DATA TO PROCESS =>

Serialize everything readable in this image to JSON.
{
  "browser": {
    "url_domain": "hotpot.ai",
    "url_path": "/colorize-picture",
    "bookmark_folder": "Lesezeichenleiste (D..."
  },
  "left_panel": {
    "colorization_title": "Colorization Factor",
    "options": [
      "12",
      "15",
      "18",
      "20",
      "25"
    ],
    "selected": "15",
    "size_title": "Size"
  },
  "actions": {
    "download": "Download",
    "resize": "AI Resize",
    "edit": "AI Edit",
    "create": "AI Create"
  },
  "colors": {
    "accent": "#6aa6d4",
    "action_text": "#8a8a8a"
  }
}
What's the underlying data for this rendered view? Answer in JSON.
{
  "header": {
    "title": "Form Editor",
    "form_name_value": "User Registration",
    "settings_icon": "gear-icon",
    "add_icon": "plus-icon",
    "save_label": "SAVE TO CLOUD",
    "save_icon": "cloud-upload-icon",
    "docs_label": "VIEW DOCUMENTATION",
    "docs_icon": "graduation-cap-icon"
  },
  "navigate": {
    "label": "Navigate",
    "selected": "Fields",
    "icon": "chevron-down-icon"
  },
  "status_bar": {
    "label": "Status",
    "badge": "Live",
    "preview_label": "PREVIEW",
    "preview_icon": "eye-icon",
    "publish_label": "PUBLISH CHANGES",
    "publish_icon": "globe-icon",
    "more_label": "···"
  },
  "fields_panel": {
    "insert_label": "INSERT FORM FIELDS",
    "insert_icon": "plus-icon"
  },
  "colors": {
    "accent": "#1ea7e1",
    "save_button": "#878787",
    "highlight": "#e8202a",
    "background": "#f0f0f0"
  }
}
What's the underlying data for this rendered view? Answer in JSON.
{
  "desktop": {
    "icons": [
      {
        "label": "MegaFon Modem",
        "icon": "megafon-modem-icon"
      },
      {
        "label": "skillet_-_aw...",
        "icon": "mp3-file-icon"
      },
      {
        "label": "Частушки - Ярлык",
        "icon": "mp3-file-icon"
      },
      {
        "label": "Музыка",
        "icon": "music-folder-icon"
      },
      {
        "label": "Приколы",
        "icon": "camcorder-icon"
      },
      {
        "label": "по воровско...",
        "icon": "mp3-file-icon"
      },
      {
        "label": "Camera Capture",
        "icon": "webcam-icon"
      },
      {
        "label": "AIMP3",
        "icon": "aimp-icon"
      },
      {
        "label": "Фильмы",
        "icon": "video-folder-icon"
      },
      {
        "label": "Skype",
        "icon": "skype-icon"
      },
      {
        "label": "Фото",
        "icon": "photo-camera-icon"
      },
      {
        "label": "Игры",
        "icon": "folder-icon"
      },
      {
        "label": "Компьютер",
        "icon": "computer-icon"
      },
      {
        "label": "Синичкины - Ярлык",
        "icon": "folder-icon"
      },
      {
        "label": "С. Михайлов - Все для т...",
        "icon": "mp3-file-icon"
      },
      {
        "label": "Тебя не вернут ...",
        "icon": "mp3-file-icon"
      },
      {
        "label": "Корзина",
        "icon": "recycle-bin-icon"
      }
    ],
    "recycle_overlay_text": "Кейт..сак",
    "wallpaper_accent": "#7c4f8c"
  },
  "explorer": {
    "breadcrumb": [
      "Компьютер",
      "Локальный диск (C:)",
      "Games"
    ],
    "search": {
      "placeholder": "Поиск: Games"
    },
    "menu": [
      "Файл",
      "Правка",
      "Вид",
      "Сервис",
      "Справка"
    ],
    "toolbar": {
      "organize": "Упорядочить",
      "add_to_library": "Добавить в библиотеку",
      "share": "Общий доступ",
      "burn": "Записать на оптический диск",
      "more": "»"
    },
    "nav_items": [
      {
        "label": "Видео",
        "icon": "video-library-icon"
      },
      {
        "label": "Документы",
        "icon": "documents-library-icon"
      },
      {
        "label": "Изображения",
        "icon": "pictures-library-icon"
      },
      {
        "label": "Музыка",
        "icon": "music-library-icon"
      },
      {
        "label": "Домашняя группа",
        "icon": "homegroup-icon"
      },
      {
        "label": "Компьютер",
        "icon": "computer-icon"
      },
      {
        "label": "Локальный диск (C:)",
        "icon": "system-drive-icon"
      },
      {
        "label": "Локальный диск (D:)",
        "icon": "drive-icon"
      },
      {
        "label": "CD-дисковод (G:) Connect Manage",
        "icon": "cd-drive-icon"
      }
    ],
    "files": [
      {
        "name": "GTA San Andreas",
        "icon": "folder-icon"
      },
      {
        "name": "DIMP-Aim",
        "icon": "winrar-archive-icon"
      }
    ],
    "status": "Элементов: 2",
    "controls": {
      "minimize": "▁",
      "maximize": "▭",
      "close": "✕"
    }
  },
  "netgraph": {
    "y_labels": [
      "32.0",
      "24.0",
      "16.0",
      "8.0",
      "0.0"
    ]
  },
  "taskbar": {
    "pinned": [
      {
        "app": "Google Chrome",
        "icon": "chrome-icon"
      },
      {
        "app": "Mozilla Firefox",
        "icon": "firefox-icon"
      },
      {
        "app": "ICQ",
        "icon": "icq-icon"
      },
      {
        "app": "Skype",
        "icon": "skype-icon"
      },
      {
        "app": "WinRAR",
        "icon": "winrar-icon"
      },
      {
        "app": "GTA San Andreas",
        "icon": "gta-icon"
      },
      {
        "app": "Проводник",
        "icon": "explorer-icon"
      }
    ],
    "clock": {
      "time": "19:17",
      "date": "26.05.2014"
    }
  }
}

WRITTEN INSTRUCTION => Reproduce each entry word for word.

RESULT OF THIS EXERCISE =>
Serialize everything readable in this image to JSON.
{
  "browser": {
    "url_domain": "hotpot.ai",
    "url_path": "/colorize-picture",
    "bookmark_folder": "Lesezeichenleiste (D..."
  },
  "left_panel": {
    "colorization_title": "Colorization Factor",
    "options": [
      "12",
      "15",
      "18",
      "20",
      "25"
    ],
    "selected": "15",
    "size_title": "Size"
  },
  "actions": {
    "download": "Download",
    "resize": "AI Resize",
    "edit": "AI Edit",
    "create": "AI Create"
  },
  "colors": {
    "accent": "#6aa6d4",
    "action_text": "#8a8a8a"
  }
}
What's the underlying data for this rendered view? Answer in JSON.
{
  "header": {
    "title": "Form Editor",
    "form_name_value": "User Registration",
    "settings_icon": "gear-icon",
    "add_icon": "plus-icon",
    "save_label": "SAVE TO CLOUD",
    "save_icon": "cloud-upload-icon",
    "docs_label": "VIEW DOCUMENTATION",
    "docs_icon": "graduation-cap-icon"
  },
  "navigate": {
    "label": "Navigate",
    "selected": "Fields",
    "icon": "chevron-down-icon"
  },
  "status_bar": {
    "label": "Status",
    "badge": "Live",
    "preview_label": "PREVIEW",
    "preview_icon": "eye-icon",
    "publish_label": "PUBLISH CHANGES",
    "publish_icon": "globe-icon",
    "more_label": "···"
  },
  "fields_panel": {
    "insert_label": "INSERT FORM FIELDS",
    "insert_icon": "plus-icon"
  },
  "colors": {
    "accent": "#1ea7e1",
    "save_button": "#878787",
    "highlight": "#e8202a",
    "background": "#f0f0f0"
  }
}
What's the underlying data for this rendered view? Answer in JSON.
{
  "desktop": {
    "icons": [
      {
        "label": "MegaFon Modem",
        "icon": "megafon-modem-icon"
      },
      {
        "label": "skillet_-_aw...",
        "icon": "mp3-file-icon"
      },
      {
        "label": "Частушки - Ярлык",
        "icon": "mp3-file-icon"
      },
      {
        "label": "Музыка",
        "icon": "music-folder-icon"
      },
      {
        "label": "Приколы",
        "icon": "camcorder-icon"
      },
      {
        "label": "по воровско...",
        "icon": "mp3-file-icon"
      },
      {
        "label": "Camera Capture",
        "icon": "webcam-icon"
      },
      {
        "label": "AIMP3",
        "icon": "aimp-icon"
      },
      {
        "label": "Фильмы",
        "icon": "video-folder-icon"
      },
      {
        "label": "Skype",
        "icon": "skype-icon"
      },
      {
        "label": "Фото",
        "icon": "photo-camera-icon"
      },
      {
        "label": "Игры",
        "icon": "folder-icon"
      },
      {
        "label": "Компьютер",
        "icon": "computer-icon"
      },
      {
        "label": "Синичкины - Ярлык",
        "icon": "folder-icon"
      },
      {
        "label": "С. Михайлов - Все для т...",
        "icon": "mp3-file-icon"
      },
      {
        "label": "Тебя не вернут ...",
        "icon": "mp3-file-icon"
      },
      {
        "label": "Корзина",
        "icon": "recycle-bin-icon"
      }
    ],
    "recycle_overlay_text": "Кейт..сак",
    "wallpaper_accent": "#7c4f8c"
  },
  "explorer": {
    "breadcrumb": [
      "Компьютер",
      "Локальный диск (C:)",
      "Games"
    ],
    "search": {
      "placeholder": "Поиск: Games"
    },
    "menu": [
      "Файл",
      "Правка",
      "Вид",
      "Сервис",
      "Справка"
    ],
    "toolbar": {
      "organize": "Упорядочить",
      "add_to_library": "Добавить в библиотеку",
      "share": "Общий доступ",
      "burn": "Записать на оптический диск",
      "more": "»"
    },
    "nav_items": [
      {
        "label": "Видео",
        "icon": "video-library-icon"
      },
      {
        "label": "Документы",
        "icon": "documents-library-icon"
      },
      {
        "label": "Изображения",
        "icon": "pictures-library-icon"
      },
      {
        "label": "Музыка",
        "icon": "music-library-icon"
      },
      {
        "label": "Домашняя группа",
        "icon": "homegroup-icon"
      },
      {
        "label": "Компьютер",
        "icon": "computer-icon"
      },
      {
        "label": "Локальный диск (C:)",
        "icon": "system-drive-icon"
      },
      {
        "label": "Локальный диск (D:)",
        "icon": "drive-icon"
      },
      {
        "label": "CD-дисковод (G:) Connect Manage",
        "icon": "cd-drive-icon"
      }
    ],
    "files": [
      {
        "name": "GTA San Andreas",
        "icon": "folder-icon"
      },
      {
        "name": "DIMP-Aim",
        "icon": "winrar-archive-icon"
      }
    ],
    "status": "Элементов: 2",
    "controls": {
      "minimize": "▁",
      "maximize": "▭",
      "close": "✕"
    }
  },
  "netgraph": {
    "y_labels": [
      "32.0",
      "24.0",
      "16.0",
      "8.0",
      "0.0"
    ]
  },
  "taskbar": {
    "pinned": [
      {
        "app": "Google Chrome",
        "icon": "chrome-icon"
      },
      {
        "app": "Mozilla Firefox",
        "icon": "firefox-icon"
      },
      {
        "app": "ICQ",
        "icon": "icq-icon"
      },
      {
        "app": "Skype",
        "icon": "skype-icon"
      },
      {
        "app": "WinRAR",
        "icon": "winrar-icon"
      },
      {
        "app": "GTA San Andreas",
        "icon": "gta-icon"
      },
      {
        "app": "Проводник",
        "icon": "explorer-icon"
      }
    ],
    "clock": {
      "time": "19:17",
      "date": "26.05.2014"
    }
  }
}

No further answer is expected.